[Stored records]
▬▬▬▬▬▬▬▬▬▬

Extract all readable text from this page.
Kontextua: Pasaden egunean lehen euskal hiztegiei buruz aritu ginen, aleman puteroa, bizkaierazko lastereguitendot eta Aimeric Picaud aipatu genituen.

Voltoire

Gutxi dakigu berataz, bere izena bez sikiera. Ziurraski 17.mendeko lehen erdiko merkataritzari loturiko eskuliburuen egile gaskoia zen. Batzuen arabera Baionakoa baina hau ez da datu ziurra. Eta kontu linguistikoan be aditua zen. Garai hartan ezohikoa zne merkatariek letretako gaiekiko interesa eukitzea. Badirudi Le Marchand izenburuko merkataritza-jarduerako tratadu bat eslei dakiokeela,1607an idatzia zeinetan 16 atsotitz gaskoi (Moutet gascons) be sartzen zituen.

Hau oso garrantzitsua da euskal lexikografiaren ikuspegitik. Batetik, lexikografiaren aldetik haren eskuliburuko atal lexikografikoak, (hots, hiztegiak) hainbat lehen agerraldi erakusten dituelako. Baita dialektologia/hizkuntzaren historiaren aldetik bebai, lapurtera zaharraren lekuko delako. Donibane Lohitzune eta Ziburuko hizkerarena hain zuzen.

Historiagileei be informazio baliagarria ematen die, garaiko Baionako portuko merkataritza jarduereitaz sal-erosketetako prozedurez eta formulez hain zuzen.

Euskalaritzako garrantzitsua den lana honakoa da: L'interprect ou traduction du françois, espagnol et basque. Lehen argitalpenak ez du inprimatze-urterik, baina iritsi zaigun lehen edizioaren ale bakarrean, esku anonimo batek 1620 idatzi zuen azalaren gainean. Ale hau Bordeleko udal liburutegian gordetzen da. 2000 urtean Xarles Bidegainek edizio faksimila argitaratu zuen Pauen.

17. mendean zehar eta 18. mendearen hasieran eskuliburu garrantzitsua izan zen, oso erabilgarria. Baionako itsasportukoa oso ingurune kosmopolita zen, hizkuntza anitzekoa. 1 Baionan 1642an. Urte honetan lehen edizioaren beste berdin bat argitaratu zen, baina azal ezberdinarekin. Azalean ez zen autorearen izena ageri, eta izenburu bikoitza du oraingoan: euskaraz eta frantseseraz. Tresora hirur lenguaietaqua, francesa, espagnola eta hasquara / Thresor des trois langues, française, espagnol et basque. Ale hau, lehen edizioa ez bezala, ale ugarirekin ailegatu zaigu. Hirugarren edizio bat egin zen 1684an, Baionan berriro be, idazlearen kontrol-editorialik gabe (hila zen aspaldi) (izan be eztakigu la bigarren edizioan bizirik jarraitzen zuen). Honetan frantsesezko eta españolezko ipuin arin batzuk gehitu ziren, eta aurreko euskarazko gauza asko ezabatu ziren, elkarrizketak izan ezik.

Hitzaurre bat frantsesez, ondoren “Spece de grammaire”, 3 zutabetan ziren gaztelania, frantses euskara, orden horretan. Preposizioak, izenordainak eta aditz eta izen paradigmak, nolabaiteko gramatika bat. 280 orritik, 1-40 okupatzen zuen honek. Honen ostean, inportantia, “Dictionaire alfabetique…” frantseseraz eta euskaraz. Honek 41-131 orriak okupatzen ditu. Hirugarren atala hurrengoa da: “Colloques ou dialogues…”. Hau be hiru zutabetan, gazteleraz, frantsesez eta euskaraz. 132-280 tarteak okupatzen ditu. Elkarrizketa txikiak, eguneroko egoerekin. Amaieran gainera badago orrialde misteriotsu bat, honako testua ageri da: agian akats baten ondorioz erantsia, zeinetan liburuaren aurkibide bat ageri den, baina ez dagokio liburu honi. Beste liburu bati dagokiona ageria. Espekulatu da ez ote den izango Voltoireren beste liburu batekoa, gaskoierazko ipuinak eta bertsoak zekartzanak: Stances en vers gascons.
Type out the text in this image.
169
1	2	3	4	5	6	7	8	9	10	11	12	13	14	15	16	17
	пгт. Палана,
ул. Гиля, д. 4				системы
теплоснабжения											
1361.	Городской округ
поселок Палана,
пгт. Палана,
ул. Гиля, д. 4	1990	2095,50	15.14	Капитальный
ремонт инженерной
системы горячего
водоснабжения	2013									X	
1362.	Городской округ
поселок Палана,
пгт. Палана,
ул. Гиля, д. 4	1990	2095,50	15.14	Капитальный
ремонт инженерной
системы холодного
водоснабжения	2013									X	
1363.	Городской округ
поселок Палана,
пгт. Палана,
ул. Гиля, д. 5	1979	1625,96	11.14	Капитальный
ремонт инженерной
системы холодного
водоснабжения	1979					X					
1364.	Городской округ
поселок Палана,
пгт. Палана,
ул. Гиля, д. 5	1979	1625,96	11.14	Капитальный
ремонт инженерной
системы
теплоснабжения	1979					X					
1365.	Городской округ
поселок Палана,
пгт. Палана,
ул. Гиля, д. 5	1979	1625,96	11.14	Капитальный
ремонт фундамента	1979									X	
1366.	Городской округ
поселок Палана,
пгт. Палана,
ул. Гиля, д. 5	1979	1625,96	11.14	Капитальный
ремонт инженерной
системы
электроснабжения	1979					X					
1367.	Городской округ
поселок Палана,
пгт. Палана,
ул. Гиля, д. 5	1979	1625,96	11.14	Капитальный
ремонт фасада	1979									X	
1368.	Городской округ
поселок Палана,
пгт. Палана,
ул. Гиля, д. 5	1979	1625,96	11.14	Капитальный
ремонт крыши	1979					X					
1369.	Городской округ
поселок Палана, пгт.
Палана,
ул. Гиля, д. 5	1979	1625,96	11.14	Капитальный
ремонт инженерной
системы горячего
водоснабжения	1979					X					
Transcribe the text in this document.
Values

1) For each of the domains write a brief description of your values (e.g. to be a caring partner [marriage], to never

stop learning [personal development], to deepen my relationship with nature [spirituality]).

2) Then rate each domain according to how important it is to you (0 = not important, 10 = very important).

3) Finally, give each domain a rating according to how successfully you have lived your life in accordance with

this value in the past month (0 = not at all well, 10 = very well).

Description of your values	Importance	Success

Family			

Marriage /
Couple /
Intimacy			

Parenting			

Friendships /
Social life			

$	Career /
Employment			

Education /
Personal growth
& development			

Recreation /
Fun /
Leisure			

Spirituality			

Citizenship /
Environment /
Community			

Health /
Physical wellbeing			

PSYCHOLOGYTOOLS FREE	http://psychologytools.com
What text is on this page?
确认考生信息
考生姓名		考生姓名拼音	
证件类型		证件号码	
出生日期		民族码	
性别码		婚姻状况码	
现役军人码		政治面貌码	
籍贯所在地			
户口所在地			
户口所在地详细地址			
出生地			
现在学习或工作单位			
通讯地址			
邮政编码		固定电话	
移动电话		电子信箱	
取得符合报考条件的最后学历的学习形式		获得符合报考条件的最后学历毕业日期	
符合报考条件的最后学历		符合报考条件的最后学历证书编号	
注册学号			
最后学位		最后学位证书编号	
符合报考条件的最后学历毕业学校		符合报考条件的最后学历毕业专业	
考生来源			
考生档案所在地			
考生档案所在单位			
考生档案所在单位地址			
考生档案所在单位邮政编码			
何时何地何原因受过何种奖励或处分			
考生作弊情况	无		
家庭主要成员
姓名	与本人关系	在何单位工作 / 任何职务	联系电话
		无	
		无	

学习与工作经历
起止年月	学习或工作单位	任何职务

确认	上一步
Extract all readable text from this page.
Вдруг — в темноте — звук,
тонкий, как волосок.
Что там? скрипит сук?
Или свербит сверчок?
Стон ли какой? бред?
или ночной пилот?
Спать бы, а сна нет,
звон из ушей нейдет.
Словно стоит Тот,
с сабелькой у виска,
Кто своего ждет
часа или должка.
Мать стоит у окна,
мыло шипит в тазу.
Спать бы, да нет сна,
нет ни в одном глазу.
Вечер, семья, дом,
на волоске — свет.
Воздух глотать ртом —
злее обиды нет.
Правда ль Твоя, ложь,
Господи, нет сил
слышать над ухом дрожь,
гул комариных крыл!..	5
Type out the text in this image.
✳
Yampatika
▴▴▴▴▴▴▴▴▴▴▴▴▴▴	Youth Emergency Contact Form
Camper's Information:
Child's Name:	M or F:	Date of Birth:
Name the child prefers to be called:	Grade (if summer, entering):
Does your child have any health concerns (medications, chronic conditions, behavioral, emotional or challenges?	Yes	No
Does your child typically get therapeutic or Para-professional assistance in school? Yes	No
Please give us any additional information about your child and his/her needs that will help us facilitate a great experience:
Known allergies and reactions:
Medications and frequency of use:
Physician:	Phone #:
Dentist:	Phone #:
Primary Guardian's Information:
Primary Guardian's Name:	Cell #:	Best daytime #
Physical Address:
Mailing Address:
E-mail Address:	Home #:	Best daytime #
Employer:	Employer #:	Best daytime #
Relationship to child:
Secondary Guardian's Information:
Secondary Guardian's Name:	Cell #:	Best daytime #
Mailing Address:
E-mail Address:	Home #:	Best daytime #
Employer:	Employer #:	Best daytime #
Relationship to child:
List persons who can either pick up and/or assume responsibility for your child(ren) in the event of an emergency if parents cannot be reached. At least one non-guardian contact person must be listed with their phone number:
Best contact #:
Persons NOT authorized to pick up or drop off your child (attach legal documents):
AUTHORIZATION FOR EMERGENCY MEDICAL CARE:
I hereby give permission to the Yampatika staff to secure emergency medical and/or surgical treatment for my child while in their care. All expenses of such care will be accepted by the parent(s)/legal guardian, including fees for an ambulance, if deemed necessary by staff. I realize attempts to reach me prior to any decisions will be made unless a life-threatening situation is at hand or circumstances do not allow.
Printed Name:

▬▬▬▬▬▬▬▬▬▬

## Set task:
Pick out the lines above containing the word "ziren", then copy them.

## Worked solution:
17. mendean zehar eta 18. mendearen hasieran eskuliburu garrantzitsua izan zen, oso erabilgarria. Baionako itsasportukoa oso ingurune kosmopolita zen, hizkuntza anitzekoa. 1 Baionan 1642an. Urte honetan lehen edizioaren beste berdin bat argitaratu zen, baina azal ezberdinarekin. Azalean ez zen autorearen izena ageri, eta izenburu bikoitza du oraingoan: euskaraz eta frantseseraz. Tresora hirur lenguaietaqua, francesa, espagnola eta hasquara / Thresor des trois langues, française, espagnol et basque. Ale hau, lehen edizioa ez bezala, ale ugarirekin ailegatu zaigu. Hirugarren edizio bat egin zen 1684an, Baionan berriro be, idazlearen kontrol-editorialik gabe (hila zen aspaldi) (izan be eztakigu la bigarren edizioan bizirik jarraitzen zuen). Honetan frantsesezko eta españolezko ipuin arin batzuk gehitu ziren, eta aurreko euskarazko gauza asko ezabatu ziren, elkarrizketak izan ezik.
Hitzaurre bat frantsesez, ondoren “Spece de grammaire”, 3 zutabetan ziren gaztelania, frantses euskara, orden horretan. Preposizioak, izenordainak eta aditz eta izen paradigmak, nolabaiteko gramatika bat. 280 orritik, 1-40 okupatzen zuen honek. Honen ostean, inportantia, “Dictionaire alfabetique…” frantseseraz eta euskaraz. Honek 41-131 orriak okupatzen ditu. Hirugarren atala hurrengoa da: “Colloques ou dialogues…”. Hau be hiru zutabetan, gazteleraz, frantsesez eta euskaraz. 132-280 tarteak okupatzen ditu. Elkarrizketa txikiak, eguneroko egoerekin. Amaieran gainera badago orrialde misteriotsu bat, honako testua ageri da: agian akats baten ondorioz erantsia, zeinetan liburuaren aurkibide bat ageri den, baina ez dagokio liburu honi. Beste liburu bati dagokiona ageria. Espekulatu da ez ote den izango Voltoireren beste liburu batekoa, gaskoierazko ipuinak eta bertsoak zekartzanak: Stances en vers gascons.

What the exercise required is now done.